→ Goal
Find every line in the records below that holds the word "subtitle" and copy it.
------ Given data
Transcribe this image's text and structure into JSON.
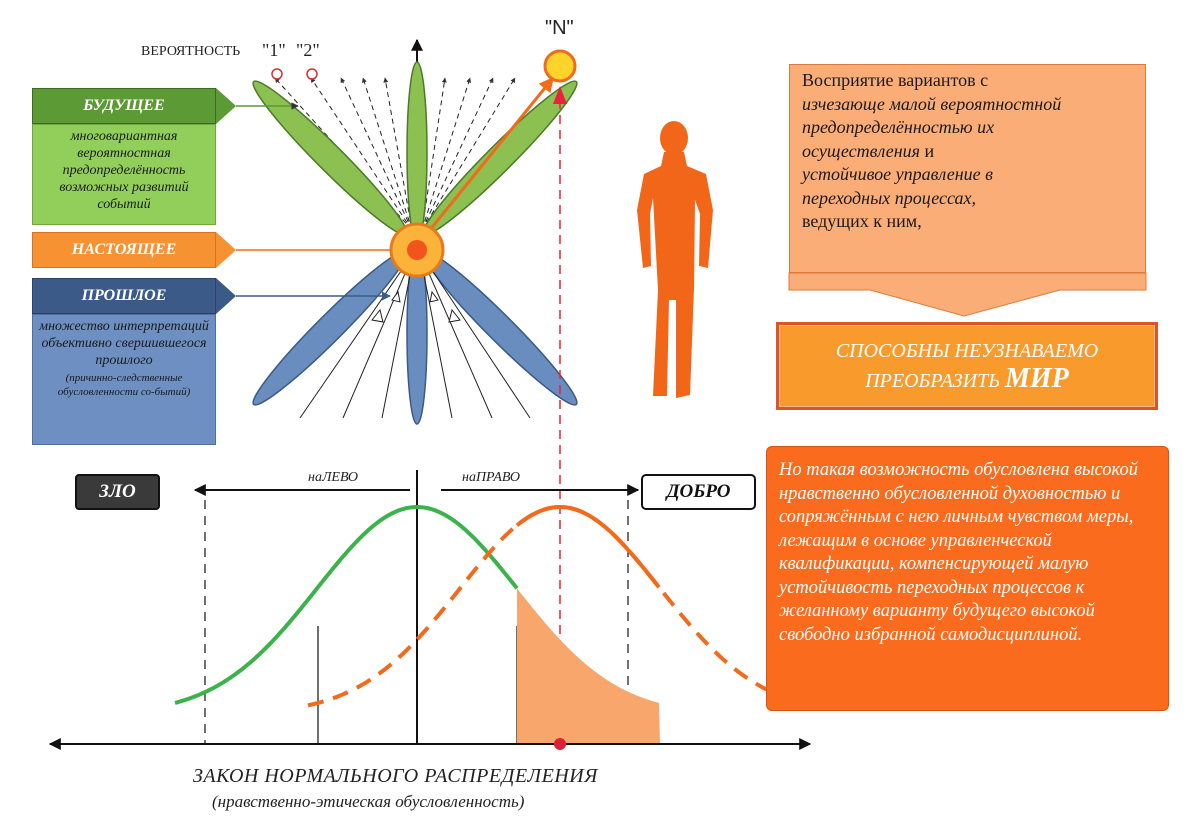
{
  "probability": {
    "label": "ВЕРОЯТНОСТЬ",
    "one": "\"1\"",
    "two": "\"2\"",
    "n": "\"N\""
  },
  "future": {
    "label": "БУДУЩЕЕ",
    "desc": "многовариантная вероятностная предопределённость возможных развитий событий",
    "color": "#5b9a34",
    "desc_color": "#92cf5a"
  },
  "present": {
    "label": "НАСТОЯЩЕЕ",
    "color": "#f79232"
  },
  "past": {
    "label": "ПРОШЛОЕ",
    "desc": "множество интерпретаций объективно свершившегося прошлого",
    "desc_small": "(причинно-следственные обусловленности со-бытий)",
    "color": "#3c5a88",
    "desc_color": "#6d8fc2"
  },
  "perception": {
    "line1": "Восприятие вариантов с",
    "line2": "изчезающе малой вероятностной",
    "line3": "предопределённостью их",
    "line4a": "осуществления",
    "line4b": " и",
    "line5": "устойчивое управление в",
    "line6": "переходных процессах,",
    "line7": "ведущих к ним,"
  },
  "transform": {
    "line1": "СПОСОБНЫ НЕУЗНАВАЕМО",
    "line2": "ПРЕОБРАЗИТЬ ",
    "big": "МИР"
  },
  "condition": {
    "text": "Но такая возможность обусловлена высокой нравственно обусловленной духовностью и сопряжённым с нею личным чувством меры, лежащим в основе управленческой квалификации, компенсирующей малую устойчивость переходных процессов к желанному варианту будущего высокой свободно избранной самодисциплиной."
  },
  "direction": {
    "left": "наЛЕВО",
    "right": "наПРАВО",
    "evil": "ЗЛО",
    "good": "ДОБРО"
  },
  "footer": {
    "title": "ЗАКОН  НОРМАЛЬНОГО  РАСПРЕДЕЛЕНИЯ",
    "subtitle": "(нравственно-этическая обусловленность)"
  },
  "colors": {
    "green": "#4caf50",
    "orange": "#f26a1b",
    "blue": "#6a8dc0",
    "red": "#e8243c",
    "shade": "#f9a66c"
  }
}
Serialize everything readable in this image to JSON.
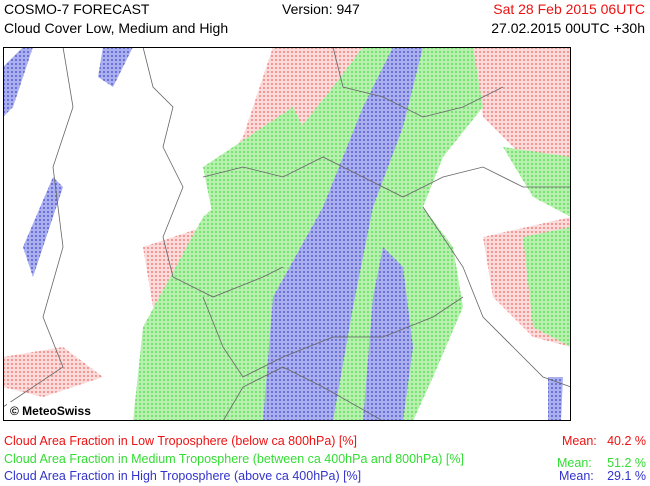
{
  "header": {
    "title": "COSMO-7 FORECAST",
    "subtitle": "Cloud Cover Low, Medium and High",
    "version": "Version: 947",
    "valid_time": "Sat 28 Feb 2015 06UTC",
    "run_time": "27.02.2015 00UTC +30h"
  },
  "map": {
    "copyright": "© MeteoSwiss"
  },
  "legend": [
    {
      "label": "Cloud Area Fraction in Low Troposphere (below ca 800hPa) [%]",
      "mean_label": "Mean:",
      "mean": "40.2 %"
    },
    {
      "label": "Cloud Area Fraction in Medium Troposphere (between ca 400hPa and 800hPa) [%]",
      "mean_label": "Mean:",
      "mean": "51.2 %"
    },
    {
      "label": "Cloud Area Fraction in High Troposphere (above ca 400hPa) [%]",
      "mean_label": "Mean:",
      "mean": "29.1 %"
    }
  ]
}
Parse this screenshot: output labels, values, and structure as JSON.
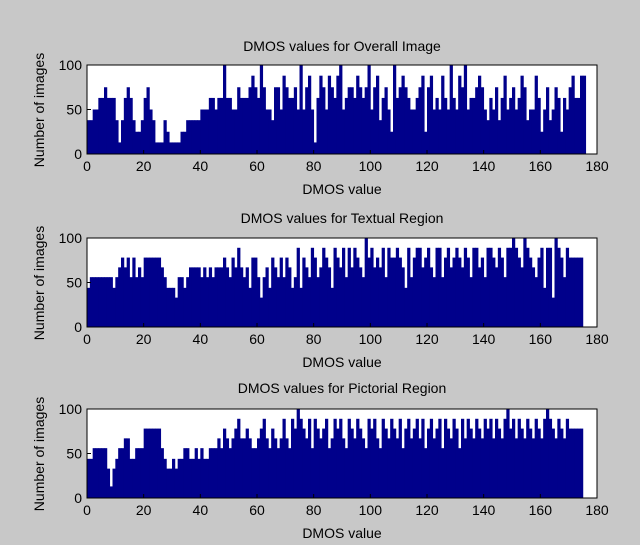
{
  "figure": {
    "background": "#c8c8c8",
    "bar_color": "#00008b"
  },
  "chart_data": [
    {
      "type": "bar",
      "title": "DMOS values for Overall Image",
      "xlabel": "DMOS value",
      "ylabel": "Number of images",
      "xlim": [
        0,
        180
      ],
      "ylim": [
        0,
        100
      ],
      "xticks": [
        0,
        20,
        40,
        60,
        80,
        100,
        120,
        140,
        160,
        180
      ],
      "yticks": [
        0,
        50,
        100
      ],
      "grid": false,
      "x_start": 0,
      "bin_width": 1,
      "values": [
        38,
        38,
        50,
        50,
        63,
        63,
        75,
        63,
        63,
        63,
        38,
        13,
        38,
        63,
        75,
        63,
        38,
        25,
        25,
        38,
        63,
        75,
        50,
        38,
        13,
        13,
        13,
        38,
        25,
        13,
        13,
        13,
        13,
        25,
        25,
        38,
        38,
        38,
        38,
        38,
        50,
        50,
        50,
        63,
        63,
        50,
        63,
        63,
        100,
        63,
        63,
        50,
        50,
        75,
        63,
        63,
        63,
        75,
        88,
        75,
        63,
        100,
        75,
        50,
        50,
        38,
        75,
        75,
        50,
        88,
        75,
        63,
        63,
        75,
        50,
        100,
        50,
        75,
        88,
        50,
        13,
        63,
        88,
        75,
        50,
        88,
        75,
        63,
        88,
        100,
        50,
        63,
        75,
        75,
        63,
        88,
        75,
        63,
        75,
        100,
        50,
        75,
        88,
        38,
        63,
        75,
        50,
        25,
        100,
        63,
        75,
        88,
        75,
        63,
        50,
        50,
        63,
        75,
        88,
        25,
        75,
        88,
        50,
        63,
        50,
        88,
        63,
        50,
        100,
        63,
        50,
        88,
        75,
        100,
        50,
        63,
        63,
        75,
        88,
        75,
        50,
        38,
        63,
        50,
        75,
        38,
        63,
        88,
        50,
        63,
        75,
        50,
        63,
        88,
        75,
        38,
        50,
        50,
        88,
        63,
        25,
        50,
        75,
        38,
        50,
        75,
        63,
        25,
        63,
        50,
        75,
        88,
        63,
        63,
        88,
        88
      ]
    },
    {
      "type": "bar",
      "title": "DMOS values for Textual Region",
      "xlabel": "DMOS value",
      "ylabel": "Number of images",
      "xlim": [
        0,
        180
      ],
      "ylim": [
        0,
        100
      ],
      "xticks": [
        0,
        20,
        40,
        60,
        80,
        100,
        120,
        140,
        160,
        180
      ],
      "yticks": [
        0,
        50,
        100
      ],
      "grid": false,
      "x_start": 0,
      "bin_width": 1,
      "values": [
        44,
        56,
        56,
        56,
        56,
        56,
        56,
        56,
        56,
        44,
        56,
        67,
        78,
        67,
        78,
        56,
        78,
        56,
        67,
        56,
        78,
        78,
        78,
        78,
        78,
        78,
        67,
        56,
        44,
        44,
        44,
        33,
        56,
        56,
        44,
        56,
        67,
        67,
        67,
        67,
        56,
        67,
        56,
        67,
        56,
        67,
        67,
        67,
        78,
        67,
        56,
        78,
        67,
        89,
        67,
        56,
        67,
        44,
        78,
        78,
        56,
        33,
        56,
        67,
        44,
        78,
        67,
        56,
        78,
        56,
        78,
        67,
        44,
        56,
        89,
        44,
        78,
        67,
        56,
        89,
        78,
        56,
        67,
        89,
        78,
        67,
        44,
        89,
        78,
        67,
        89,
        56,
        89,
        67,
        89,
        78,
        67,
        56,
        100,
        78,
        89,
        67,
        78,
        67,
        89,
        56,
        89,
        78,
        78,
        89,
        78,
        67,
        44,
        89,
        56,
        78,
        89,
        89,
        67,
        78,
        89,
        67,
        56,
        89,
        89,
        56,
        78,
        89,
        67,
        78,
        89,
        78,
        67,
        89,
        78,
        56,
        89,
        89,
        67,
        78,
        56,
        89,
        89,
        78,
        67,
        89,
        78,
        56,
        89,
        89,
        100,
        89,
        78,
        67,
        100,
        89,
        78,
        67,
        56,
        78,
        89,
        44,
        89,
        89,
        33,
        100,
        89,
        78,
        56,
        89,
        78,
        78,
        78,
        78,
        78
      ]
    },
    {
      "type": "bar",
      "title": "DMOS values for Pictorial Region",
      "xlabel": "DMOS value",
      "ylabel": "Number of images",
      "xlim": [
        0,
        180
      ],
      "ylim": [
        0,
        100
      ],
      "xticks": [
        0,
        20,
        40,
        60,
        80,
        100,
        120,
        140,
        160,
        180
      ],
      "yticks": [
        0,
        50,
        100
      ],
      "grid": false,
      "x_start": 0,
      "bin_width": 1,
      "values": [
        44,
        44,
        56,
        56,
        56,
        56,
        56,
        33,
        13,
        33,
        44,
        56,
        56,
        67,
        67,
        44,
        44,
        56,
        56,
        56,
        78,
        78,
        78,
        78,
        78,
        78,
        56,
        44,
        33,
        33,
        44,
        33,
        44,
        44,
        56,
        56,
        44,
        44,
        56,
        44,
        56,
        44,
        44,
        56,
        56,
        56,
        67,
        56,
        78,
        67,
        56,
        67,
        78,
        89,
        67,
        67,
        78,
        67,
        56,
        56,
        67,
        78,
        89,
        67,
        56,
        78,
        67,
        56,
        67,
        89,
        67,
        56,
        89,
        78,
        100,
        89,
        78,
        67,
        89,
        56,
        89,
        78,
        67,
        78,
        89,
        56,
        67,
        89,
        78,
        89,
        67,
        56,
        89,
        78,
        67,
        89,
        78,
        67,
        56,
        89,
        78,
        89,
        67,
        56,
        89,
        78,
        67,
        89,
        78,
        67,
        89,
        56,
        78,
        89,
        67,
        78,
        89,
        67,
        89,
        56,
        78,
        89,
        67,
        78,
        89,
        56,
        89,
        78,
        67,
        89,
        78,
        56,
        89,
        67,
        89,
        78,
        67,
        89,
        78,
        67,
        89,
        78,
        89,
        67,
        89,
        78,
        67,
        89,
        100,
        78,
        89,
        67,
        89,
        78,
        67,
        89,
        78,
        67,
        89,
        78,
        67,
        89,
        100,
        89,
        78,
        67,
        89,
        78,
        67,
        89,
        78,
        78,
        78,
        78,
        78
      ]
    }
  ]
}
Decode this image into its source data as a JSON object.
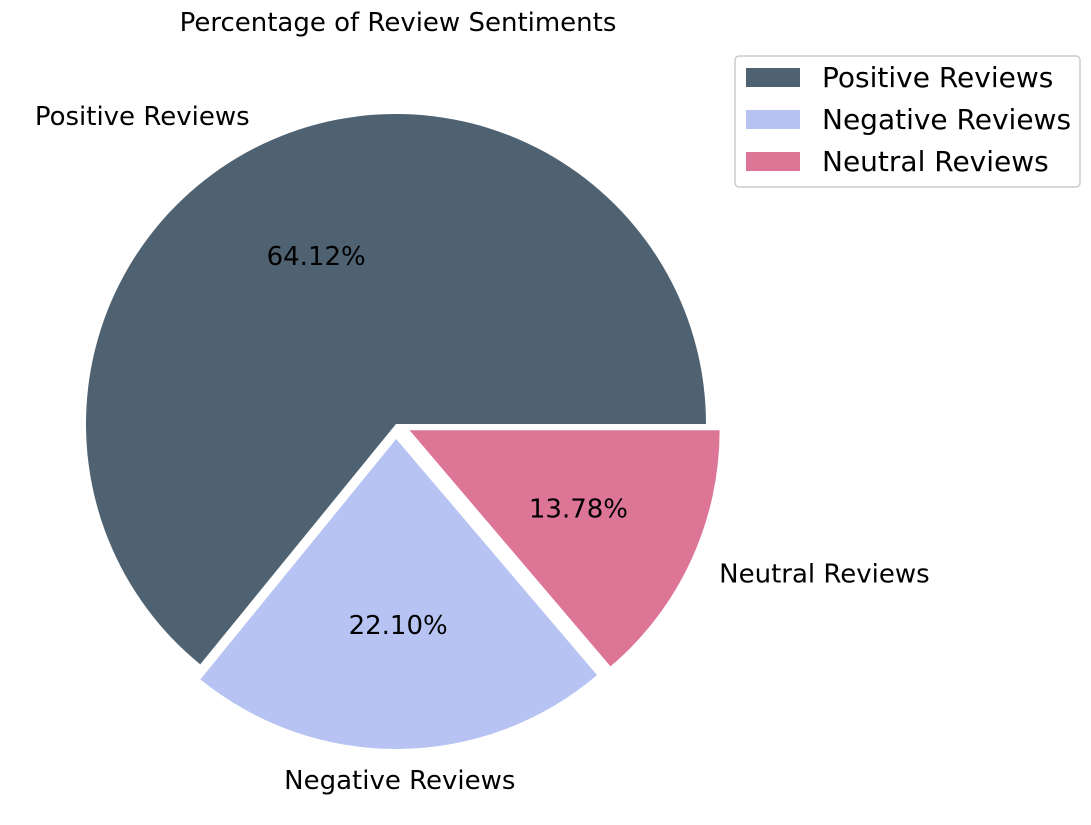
{
  "chart_data": {
    "type": "pie",
    "title": "Percentage of Review Sentiments",
    "slices": [
      {
        "name": "Positive Reviews",
        "value": 64.12,
        "value_label": "64.12%",
        "color": "#4f6272",
        "exploded": false
      },
      {
        "name": "Negative Reviews",
        "value": 22.1,
        "value_label": "22.10%",
        "color": "#b7c3f3",
        "exploded": true
      },
      {
        "name": "Neutral Reviews",
        "value": 13.78,
        "value_label": "13.78%",
        "color": "#dd7596",
        "exploded": true
      }
    ],
    "start_angle": 0,
    "direction": "counterclockwise",
    "legend": {
      "position": "top-right",
      "entries": [
        "Positive Reviews",
        "Negative Reviews",
        "Neutral Reviews"
      ]
    }
  }
}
------------
→ Output of the exercise
    "subtitle": "(нравственно-этическая обусловленность)"
    "subtitle": "Cloud Cover Low, Medium and High",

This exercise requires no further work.